▸ Given request
Each entry must appear again exactly as it does in the source.
--- Start of Dataset records ---
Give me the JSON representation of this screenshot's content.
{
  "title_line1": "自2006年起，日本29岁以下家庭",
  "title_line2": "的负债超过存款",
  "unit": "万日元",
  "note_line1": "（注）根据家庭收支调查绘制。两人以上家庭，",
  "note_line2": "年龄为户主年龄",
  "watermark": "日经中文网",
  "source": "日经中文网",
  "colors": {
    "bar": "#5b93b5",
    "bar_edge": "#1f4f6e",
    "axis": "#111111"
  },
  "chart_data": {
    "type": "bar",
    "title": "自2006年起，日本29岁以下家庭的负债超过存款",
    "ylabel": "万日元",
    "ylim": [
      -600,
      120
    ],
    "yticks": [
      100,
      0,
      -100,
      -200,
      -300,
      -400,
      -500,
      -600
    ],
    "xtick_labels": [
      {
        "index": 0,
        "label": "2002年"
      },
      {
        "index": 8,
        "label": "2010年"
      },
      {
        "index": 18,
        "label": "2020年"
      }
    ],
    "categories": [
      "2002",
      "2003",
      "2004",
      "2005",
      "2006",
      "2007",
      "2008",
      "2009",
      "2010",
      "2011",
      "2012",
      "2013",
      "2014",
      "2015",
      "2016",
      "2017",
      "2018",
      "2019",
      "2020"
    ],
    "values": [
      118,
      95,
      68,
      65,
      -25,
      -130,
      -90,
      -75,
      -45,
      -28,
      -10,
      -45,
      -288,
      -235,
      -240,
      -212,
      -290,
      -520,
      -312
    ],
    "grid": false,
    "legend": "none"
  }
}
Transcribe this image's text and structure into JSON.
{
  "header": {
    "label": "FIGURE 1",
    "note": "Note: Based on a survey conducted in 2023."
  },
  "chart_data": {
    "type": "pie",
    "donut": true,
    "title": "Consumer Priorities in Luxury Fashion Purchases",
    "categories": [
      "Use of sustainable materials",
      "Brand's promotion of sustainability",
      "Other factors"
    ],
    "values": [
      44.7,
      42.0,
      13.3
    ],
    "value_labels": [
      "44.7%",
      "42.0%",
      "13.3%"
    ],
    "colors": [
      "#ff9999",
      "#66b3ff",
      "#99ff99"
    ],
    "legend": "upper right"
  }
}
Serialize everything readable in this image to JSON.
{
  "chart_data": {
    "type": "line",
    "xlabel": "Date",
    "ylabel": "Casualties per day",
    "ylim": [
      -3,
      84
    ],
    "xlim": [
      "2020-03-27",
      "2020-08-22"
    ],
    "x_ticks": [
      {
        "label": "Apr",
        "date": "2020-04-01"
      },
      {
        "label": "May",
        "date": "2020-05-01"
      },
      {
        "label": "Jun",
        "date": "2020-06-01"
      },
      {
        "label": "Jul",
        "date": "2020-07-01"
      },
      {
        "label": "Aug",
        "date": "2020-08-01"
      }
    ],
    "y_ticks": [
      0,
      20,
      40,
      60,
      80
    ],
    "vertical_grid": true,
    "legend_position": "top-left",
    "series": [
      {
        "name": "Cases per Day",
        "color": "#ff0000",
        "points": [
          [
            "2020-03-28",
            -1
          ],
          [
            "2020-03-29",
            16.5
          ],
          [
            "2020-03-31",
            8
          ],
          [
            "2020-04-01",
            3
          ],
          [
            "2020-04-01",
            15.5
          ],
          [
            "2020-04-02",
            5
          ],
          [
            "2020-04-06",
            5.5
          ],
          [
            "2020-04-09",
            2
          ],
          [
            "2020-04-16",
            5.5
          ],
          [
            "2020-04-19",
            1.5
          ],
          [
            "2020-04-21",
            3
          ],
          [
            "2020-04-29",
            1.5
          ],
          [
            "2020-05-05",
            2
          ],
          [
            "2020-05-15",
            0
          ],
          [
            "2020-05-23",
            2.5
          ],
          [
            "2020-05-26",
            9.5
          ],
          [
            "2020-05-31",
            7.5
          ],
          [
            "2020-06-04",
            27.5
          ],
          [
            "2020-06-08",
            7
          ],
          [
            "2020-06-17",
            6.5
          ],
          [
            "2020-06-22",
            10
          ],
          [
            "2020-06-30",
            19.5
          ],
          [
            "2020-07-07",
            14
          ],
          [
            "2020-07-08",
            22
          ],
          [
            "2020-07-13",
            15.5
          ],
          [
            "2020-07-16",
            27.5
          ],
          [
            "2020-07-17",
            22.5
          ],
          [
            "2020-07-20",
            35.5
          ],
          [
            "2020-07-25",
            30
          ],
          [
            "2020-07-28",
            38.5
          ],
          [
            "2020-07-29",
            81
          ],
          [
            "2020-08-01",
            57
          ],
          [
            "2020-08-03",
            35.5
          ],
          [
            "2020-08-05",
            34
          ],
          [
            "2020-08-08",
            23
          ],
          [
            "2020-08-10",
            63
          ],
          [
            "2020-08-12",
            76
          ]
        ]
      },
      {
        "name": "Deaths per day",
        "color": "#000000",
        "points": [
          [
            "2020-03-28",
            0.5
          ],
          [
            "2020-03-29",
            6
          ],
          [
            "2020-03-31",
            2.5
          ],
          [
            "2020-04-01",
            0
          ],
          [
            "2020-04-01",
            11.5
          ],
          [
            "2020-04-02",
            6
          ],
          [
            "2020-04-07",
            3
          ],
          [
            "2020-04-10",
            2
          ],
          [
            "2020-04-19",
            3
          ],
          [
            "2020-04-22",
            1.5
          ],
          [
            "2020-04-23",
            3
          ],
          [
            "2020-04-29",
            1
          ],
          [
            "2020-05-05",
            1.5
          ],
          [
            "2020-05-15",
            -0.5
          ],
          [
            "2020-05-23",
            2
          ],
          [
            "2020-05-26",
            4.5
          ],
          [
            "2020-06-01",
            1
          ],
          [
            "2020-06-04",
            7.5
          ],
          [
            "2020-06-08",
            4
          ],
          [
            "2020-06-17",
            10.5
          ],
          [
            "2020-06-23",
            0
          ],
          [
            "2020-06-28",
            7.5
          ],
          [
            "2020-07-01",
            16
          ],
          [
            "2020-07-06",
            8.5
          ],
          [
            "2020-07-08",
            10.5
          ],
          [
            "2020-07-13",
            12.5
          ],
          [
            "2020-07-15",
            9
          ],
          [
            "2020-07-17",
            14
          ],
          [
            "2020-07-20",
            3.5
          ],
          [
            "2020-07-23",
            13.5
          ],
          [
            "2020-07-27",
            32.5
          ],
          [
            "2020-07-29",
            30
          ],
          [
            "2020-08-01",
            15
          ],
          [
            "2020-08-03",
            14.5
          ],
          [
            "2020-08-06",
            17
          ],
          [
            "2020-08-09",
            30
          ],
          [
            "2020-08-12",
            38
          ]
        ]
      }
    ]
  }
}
--- End of Dataset records ---
▸ Exercise response
Give me the JSON representation of this screenshot's content.
{
  "title_line1": "自2006年起，日本29岁以下家庭",
  "title_line2": "的负债超过存款",
  "unit": "万日元",
  "note_line1": "（注）根据家庭收支调查绘制。两人以上家庭，",
  "note_line2": "年龄为户主年龄",
  "watermark": "日经中文网",
  "source": "日经中文网",
  "colors": {
    "bar": "#5b93b5",
    "bar_edge": "#1f4f6e",
    "axis": "#111111"
  },
  "chart_data": {
    "type": "bar",
    "title": "自2006年起，日本29岁以下家庭的负债超过存款",
    "ylabel": "万日元",
    "ylim": [
      -600,
      120
    ],
    "yticks": [
      100,
      0,
      -100,
      -200,
      -300,
      -400,
      -500,
      -600
    ],
    "xtick_labels": [
      {
        "index": 0,
        "label": "2002年"
      },
      {
        "index": 8,
        "label": "2010年"
      },
      {
        "index": 18,
        "label": "2020年"
      }
    ],
    "categories": [
      "2002",
      "2003",
      "2004",
      "2005",
      "2006",
      "2007",
      "2008",
      "2009",
      "2010",
      "2011",
      "2012",
      "2013",
      "2014",
      "2015",
      "2016",
      "2017",
      "2018",
      "2019",
      "2020"
    ],
    "values": [
      118,
      95,
      68,
      65,
      -25,
      -130,
      -90,
      -75,
      -45,
      -28,
      -10,
      -45,
      -288,
      -235,
      -240,
      -212,
      -290,
      -520,
      -312
    ],
    "grid": false,
    "legend": "none"
  }
}
Transcribe this image's text and structure into JSON.
{
  "header": {
    "label": "FIGURE 1",
    "note": "Note: Based on a survey conducted in 2023."
  },
  "chart_data": {
    "type": "pie",
    "donut": true,
    "title": "Consumer Priorities in Luxury Fashion Purchases",
    "categories": [
      "Use of sustainable materials",
      "Brand's promotion of sustainability",
      "Other factors"
    ],
    "values": [
      44.7,
      42.0,
      13.3
    ],
    "value_labels": [
      "44.7%",
      "42.0%",
      "13.3%"
    ],
    "colors": [
      "#ff9999",
      "#66b3ff",
      "#99ff99"
    ],
    "legend": "upper right"
  }
}
Serialize everything readable in this image to JSON.
{
  "chart_data": {
    "type": "line",
    "xlabel": "Date",
    "ylabel": "Casualties per day",
    "ylim": [
      -3,
      84
    ],
    "xlim": [
      "2020-03-27",
      "2020-08-22"
    ],
    "x_ticks": [
      {
        "label": "Apr",
        "date": "2020-04-01"
      },
      {
        "label": "May",
        "date": "2020-05-01"
      },
      {
        "label": "Jun",
        "date": "2020-06-01"
      },
      {
        "label": "Jul",
        "date": "2020-07-01"
      },
      {
        "label": "Aug",
        "date": "2020-08-01"
      }
    ],
    "y_ticks": [
      0,
      20,
      40,
      60,
      80
    ],
    "vertical_grid": true,
    "legend_position": "top-left",
    "series": [
      {
        "name": "Cases per Day",
        "color": "#ff0000",
        "points": [
          [
            "2020-03-28",
            -1
          ],
          [
            "2020-03-29",
            16.5
          ],
          [
            "2020-03-31",
            8
          ],
          [
            "2020-04-01",
            3
          ],
          [
            "2020-04-01",
            15.5
          ],
          [
            "2020-04-02",
            5
          ],
          [
            "2020-04-06",
            5.5
          ],
          [
            "2020-04-09",
            2
          ],
          [
            "2020-04-16",
            5.5
          ],
          [
            "2020-04-19",
            1.5
          ],
          [
            "2020-04-21",
            3
          ],
          [
            "2020-04-29",
            1.5
          ],
          [
            "2020-05-05",
            2
          ],
          [
            "2020-05-15",
            0
          ],
          [
            "2020-05-23",
            2.5
          ],
          [
            "2020-05-26",
            9.5
          ],
          [
            "2020-05-31",
            7.5
          ],
          [
            "2020-06-04",
            27.5
          ],
          [
            "2020-06-08",
            7
          ],
          [
            "2020-06-17",
            6.5
          ],
          [
            "2020-06-22",
            10
          ],
          [
            "2020-06-30",
            19.5
          ],
          [
            "2020-07-07",
            14
          ],
          [
            "2020-07-08",
            22
          ],
          [
            "2020-07-13",
            15.5
          ],
          [
            "2020-07-16",
            27.5
          ],
          [
            "2020-07-17",
            22.5
          ],
          [
            "2020-07-20",
            35.5
          ],
          [
            "2020-07-25",
            30
          ],
          [
            "2020-07-28",
            38.5
          ],
          [
            "2020-07-29",
            81
          ],
          [
            "2020-08-01",
            57
          ],
          [
            "2020-08-03",
            35.5
          ],
          [
            "2020-08-05",
            34
          ],
          [
            "2020-08-08",
            23
          ],
          [
            "2020-08-10",
            63
          ],
          [
            "2020-08-12",
            76
          ]
        ]
      },
      {
        "name": "Deaths per day",
        "color": "#000000",
        "points": [
          [
            "2020-03-28",
            0.5
          ],
          [
            "2020-03-29",
            6
          ],
          [
            "2020-03-31",
            2.5
          ],
          [
            "2020-04-01",
            0
          ],
          [
            "2020-04-01",
            11.5
          ],
          [
            "2020-04-02",
            6
          ],
          [
            "2020-04-07",
            3
          ],
          [
            "2020-04-10",
            2
          ],
          [
            "2020-04-19",
            3
          ],
          [
            "2020-04-22",
            1.5
          ],
          [
            "2020-04-23",
            3
          ],
          [
            "2020-04-29",
            1
          ],
          [
            "2020-05-05",
            1.5
          ],
          [
            "2020-05-15",
            -0.5
          ],
          [
            "2020-05-23",
            2
          ],
          [
            "2020-05-26",
            4.5
          ],
          [
            "2020-06-01",
            1
          ],
          [
            "2020-06-04",
            7.5
          ],
          [
            "2020-06-08",
            4
          ],
          [
            "2020-06-17",
            10.5
          ],
          [
            "2020-06-23",
            0
          ],
          [
            "2020-06-28",
            7.5
          ],
          [
            "2020-07-01",
            16
          ],
          [
            "2020-07-06",
            8.5
          ],
          [
            "2020-07-08",
            10.5
          ],
          [
            "2020-07-13",
            12.5
          ],
          [
            "2020-07-15",
            9
          ],
          [
            "2020-07-17",
            14
          ],
          [
            "2020-07-20",
            3.5
          ],
          [
            "2020-07-23",
            13.5
          ],
          [
            "2020-07-27",
            32.5
          ],
          [
            "2020-07-29",
            30
          ],
          [
            "2020-08-01",
            15
          ],
          [
            "2020-08-03",
            14.5
          ],
          [
            "2020-08-06",
            17
          ],
          [
            "2020-08-09",
            30
          ],
          [
            "2020-08-12",
            38
          ]
        ]
      }
    ]
  }
}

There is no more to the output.